"""
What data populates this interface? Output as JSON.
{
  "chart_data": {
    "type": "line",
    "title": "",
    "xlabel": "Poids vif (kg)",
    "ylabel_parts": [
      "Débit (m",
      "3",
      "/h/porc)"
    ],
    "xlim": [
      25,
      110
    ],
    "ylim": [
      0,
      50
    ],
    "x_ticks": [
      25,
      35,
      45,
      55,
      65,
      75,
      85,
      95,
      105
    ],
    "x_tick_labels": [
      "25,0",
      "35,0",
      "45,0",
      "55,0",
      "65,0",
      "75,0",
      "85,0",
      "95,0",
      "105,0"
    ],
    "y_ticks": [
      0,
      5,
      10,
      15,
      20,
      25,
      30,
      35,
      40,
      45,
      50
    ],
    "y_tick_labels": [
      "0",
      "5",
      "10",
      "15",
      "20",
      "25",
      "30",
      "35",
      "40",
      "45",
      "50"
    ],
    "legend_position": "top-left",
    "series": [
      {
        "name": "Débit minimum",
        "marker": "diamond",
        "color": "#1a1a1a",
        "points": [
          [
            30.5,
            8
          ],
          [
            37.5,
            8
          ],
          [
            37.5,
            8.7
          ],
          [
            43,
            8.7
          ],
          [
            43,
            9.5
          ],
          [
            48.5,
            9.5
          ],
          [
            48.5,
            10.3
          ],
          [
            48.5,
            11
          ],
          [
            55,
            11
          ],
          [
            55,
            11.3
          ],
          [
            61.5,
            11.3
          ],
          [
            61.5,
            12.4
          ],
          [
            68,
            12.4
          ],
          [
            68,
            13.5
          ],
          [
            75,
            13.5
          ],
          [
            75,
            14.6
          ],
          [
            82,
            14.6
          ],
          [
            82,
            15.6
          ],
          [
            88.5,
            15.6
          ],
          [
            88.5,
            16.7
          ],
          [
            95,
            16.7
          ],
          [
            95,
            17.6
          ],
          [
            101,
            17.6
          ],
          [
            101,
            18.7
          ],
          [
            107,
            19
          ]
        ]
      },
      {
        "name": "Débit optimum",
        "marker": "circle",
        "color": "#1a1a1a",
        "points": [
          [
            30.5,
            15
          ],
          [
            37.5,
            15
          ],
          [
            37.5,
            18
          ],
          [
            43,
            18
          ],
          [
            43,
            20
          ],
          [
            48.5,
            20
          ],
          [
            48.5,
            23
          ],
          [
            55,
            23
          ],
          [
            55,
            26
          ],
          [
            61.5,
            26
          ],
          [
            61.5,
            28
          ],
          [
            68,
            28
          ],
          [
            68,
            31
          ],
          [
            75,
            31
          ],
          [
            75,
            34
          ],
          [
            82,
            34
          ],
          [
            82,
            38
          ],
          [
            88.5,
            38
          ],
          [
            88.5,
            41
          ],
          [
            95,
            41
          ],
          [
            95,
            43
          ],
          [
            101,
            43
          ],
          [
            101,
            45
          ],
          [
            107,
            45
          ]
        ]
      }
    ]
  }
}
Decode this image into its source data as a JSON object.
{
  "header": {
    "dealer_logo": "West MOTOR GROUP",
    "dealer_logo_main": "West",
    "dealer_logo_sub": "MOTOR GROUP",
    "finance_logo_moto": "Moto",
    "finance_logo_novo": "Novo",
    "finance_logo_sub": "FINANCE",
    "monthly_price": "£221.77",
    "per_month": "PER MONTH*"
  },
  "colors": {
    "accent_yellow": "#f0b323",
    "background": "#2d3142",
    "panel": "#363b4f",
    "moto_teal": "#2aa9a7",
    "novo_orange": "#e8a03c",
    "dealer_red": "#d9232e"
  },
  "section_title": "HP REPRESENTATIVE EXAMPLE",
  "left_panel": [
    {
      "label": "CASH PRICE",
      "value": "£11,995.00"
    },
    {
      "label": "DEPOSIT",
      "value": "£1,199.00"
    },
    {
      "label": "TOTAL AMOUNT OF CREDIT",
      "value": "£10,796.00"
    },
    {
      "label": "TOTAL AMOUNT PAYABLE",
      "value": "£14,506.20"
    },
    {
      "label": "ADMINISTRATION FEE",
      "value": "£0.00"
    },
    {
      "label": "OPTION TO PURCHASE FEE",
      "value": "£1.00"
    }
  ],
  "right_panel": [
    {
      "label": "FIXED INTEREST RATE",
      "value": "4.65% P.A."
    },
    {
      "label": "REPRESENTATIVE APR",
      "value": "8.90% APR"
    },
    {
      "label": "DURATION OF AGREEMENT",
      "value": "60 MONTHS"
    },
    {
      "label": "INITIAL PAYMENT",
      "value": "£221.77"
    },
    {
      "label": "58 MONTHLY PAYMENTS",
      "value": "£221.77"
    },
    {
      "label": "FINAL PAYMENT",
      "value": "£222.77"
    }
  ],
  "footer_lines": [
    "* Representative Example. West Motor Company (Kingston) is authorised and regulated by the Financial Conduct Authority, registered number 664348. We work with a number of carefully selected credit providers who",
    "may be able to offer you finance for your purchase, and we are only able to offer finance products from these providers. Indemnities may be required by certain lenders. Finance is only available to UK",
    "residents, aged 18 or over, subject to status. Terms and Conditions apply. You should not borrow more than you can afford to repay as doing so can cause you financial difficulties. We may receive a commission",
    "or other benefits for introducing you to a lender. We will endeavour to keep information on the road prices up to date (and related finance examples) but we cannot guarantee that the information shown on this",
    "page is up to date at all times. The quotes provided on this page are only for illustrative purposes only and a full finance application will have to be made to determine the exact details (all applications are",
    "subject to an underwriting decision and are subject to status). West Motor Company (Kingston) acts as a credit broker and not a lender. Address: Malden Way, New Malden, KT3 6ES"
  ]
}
"""
= DIRECTIVE =
Your task is to quote all of the data word for word.

= RESPONSE FOR THIS EXERCISE =
What data populates this interface? Output as JSON.
{
  "chart_data": {
    "type": "line",
    "title": "",
    "xlabel": "Poids vif (kg)",
    "ylabel_parts": [
      "Débit (m",
      "3",
      "/h/porc)"
    ],
    "xlim": [
      25,
      110
    ],
    "ylim": [
      0,
      50
    ],
    "x_ticks": [
      25,
      35,
      45,
      55,
      65,
      75,
      85,
      95,
      105
    ],
    "x_tick_labels": [
      "25,0",
      "35,0",
      "45,0",
      "55,0",
      "65,0",
      "75,0",
      "85,0",
      "95,0",
      "105,0"
    ],
    "y_ticks": [
      0,
      5,
      10,
      15,
      20,
      25,
      30,
      35,
      40,
      45,
      50
    ],
    "y_tick_labels": [
      "0",
      "5",
      "10",
      "15",
      "20",
      "25",
      "30",
      "35",
      "40",
      "45",
      "50"
    ],
    "legend_position": "top-left",
    "series": [
      {
        "name": "Débit minimum",
        "marker": "diamond",
        "color": "#1a1a1a",
        "points": [
          [
            30.5,
            8
          ],
          [
            37.5,
            8
          ],
          [
            37.5,
            8.7
          ],
          [
            43,
            8.7
          ],
          [
            43,
            9.5
          ],
          [
            48.5,
            9.5
          ],
          [
            48.5,
            10.3
          ],
          [
            48.5,
            11
          ],
          [
            55,
            11
          ],
          [
            55,
            11.3
          ],
          [
            61.5,
            11.3
          ],
          [
            61.5,
            12.4
          ],
          [
            68,
            12.4
          ],
          [
            68,
            13.5
          ],
          [
            75,
            13.5
          ],
          [
            75,
            14.6
          ],
          [
            82,
            14.6
          ],
          [
            82,
            15.6
          ],
          [
            88.5,
            15.6
          ],
          [
            88.5,
            16.7
          ],
          [
            95,
            16.7
          ],
          [
            95,
            17.6
          ],
          [
            101,
            17.6
          ],
          [
            101,
            18.7
          ],
          [
            107,
            19
          ]
        ]
      },
      {
        "name": "Débit optimum",
        "marker": "circle",
        "color": "#1a1a1a",
        "points": [
          [
            30.5,
            15
          ],
          [
            37.5,
            15
          ],
          [
            37.5,
            18
          ],
          [
            43,
            18
          ],
          [
            43,
            20
          ],
          [
            48.5,
            20
          ],
          [
            48.5,
            23
          ],
          [
            55,
            23
          ],
          [
            55,
            26
          ],
          [
            61.5,
            26
          ],
          [
            61.5,
            28
          ],
          [
            68,
            28
          ],
          [
            68,
            31
          ],
          [
            75,
            31
          ],
          [
            75,
            34
          ],
          [
            82,
            34
          ],
          [
            82,
            38
          ],
          [
            88.5,
            38
          ],
          [
            88.5,
            41
          ],
          [
            95,
            41
          ],
          [
            95,
            43
          ],
          [
            101,
            43
          ],
          [
            101,
            45
          ],
          [
            107,
            45
          ]
        ]
      }
    ]
  }
}
Decode this image into its source data as a JSON object.
{
  "header": {
    "dealer_logo": "West MOTOR GROUP",
    "dealer_logo_main": "West",
    "dealer_logo_sub": "MOTOR GROUP",
    "finance_logo_moto": "Moto",
    "finance_logo_novo": "Novo",
    "finance_logo_sub": "FINANCE",
    "monthly_price": "£221.77",
    "per_month": "PER MONTH*"
  },
  "colors": {
    "accent_yellow": "#f0b323",
    "background": "#2d3142",
    "panel": "#363b4f",
    "moto_teal": "#2aa9a7",
    "novo_orange": "#e8a03c",
    "dealer_red": "#d9232e"
  },
  "section_title": "HP REPRESENTATIVE EXAMPLE",
  "left_panel": [
    {
      "label": "CASH PRICE",
      "value": "£11,995.00"
    },
    {
      "label": "DEPOSIT",
      "value": "£1,199.00"
    },
    {
      "label": "TOTAL AMOUNT OF CREDIT",
      "value": "£10,796.00"
    },
    {
      "label": "TOTAL AMOUNT PAYABLE",
      "value": "£14,506.20"
    },
    {
      "label": "ADMINISTRATION FEE",
      "value": "£0.00"
    },
    {
      "label": "OPTION TO PURCHASE FEE",
      "value": "£1.00"
    }
  ],
  "right_panel": [
    {
      "label": "FIXED INTEREST RATE",
      "value": "4.65% P.A."
    },
    {
      "label": "REPRESENTATIVE APR",
      "value": "8.90% APR"
    },
    {
      "label": "DURATION OF AGREEMENT",
      "value": "60 MONTHS"
    },
    {
      "label": "INITIAL PAYMENT",
      "value": "£221.77"
    },
    {
      "label": "58 MONTHLY PAYMENTS",
      "value": "£221.77"
    },
    {
      "label": "FINAL PAYMENT",
      "value": "£222.77"
    }
  ],
  "footer_lines": [
    "* Representative Example. West Motor Company (Kingston) is authorised and regulated by the Financial Conduct Authority, registered number 664348. We work with a number of carefully selected credit providers who",
    "may be able to offer you finance for your purchase, and we are only able to offer finance products from these providers. Indemnities may be required by certain lenders. Finance is only available to UK",
    "residents, aged 18 or over, subject to status. Terms and Conditions apply. You should not borrow more than you can afford to repay as doing so can cause you financial difficulties. We may receive a commission",
    "or other benefits for introducing you to a lender. We will endeavour to keep information on the road prices up to date (and related finance examples) but we cannot guarantee that the information shown on this",
    "page is up to date at all times. The quotes provided on this page are only for illustrative purposes only and a full finance application will have to be made to determine the exact details (all applications are",
    "subject to an underwriting decision and are subject to status). West Motor Company (Kingston) acts as a credit broker and not a lender. Address: Malden Way, New Malden, KT3 6ES"
  ]
}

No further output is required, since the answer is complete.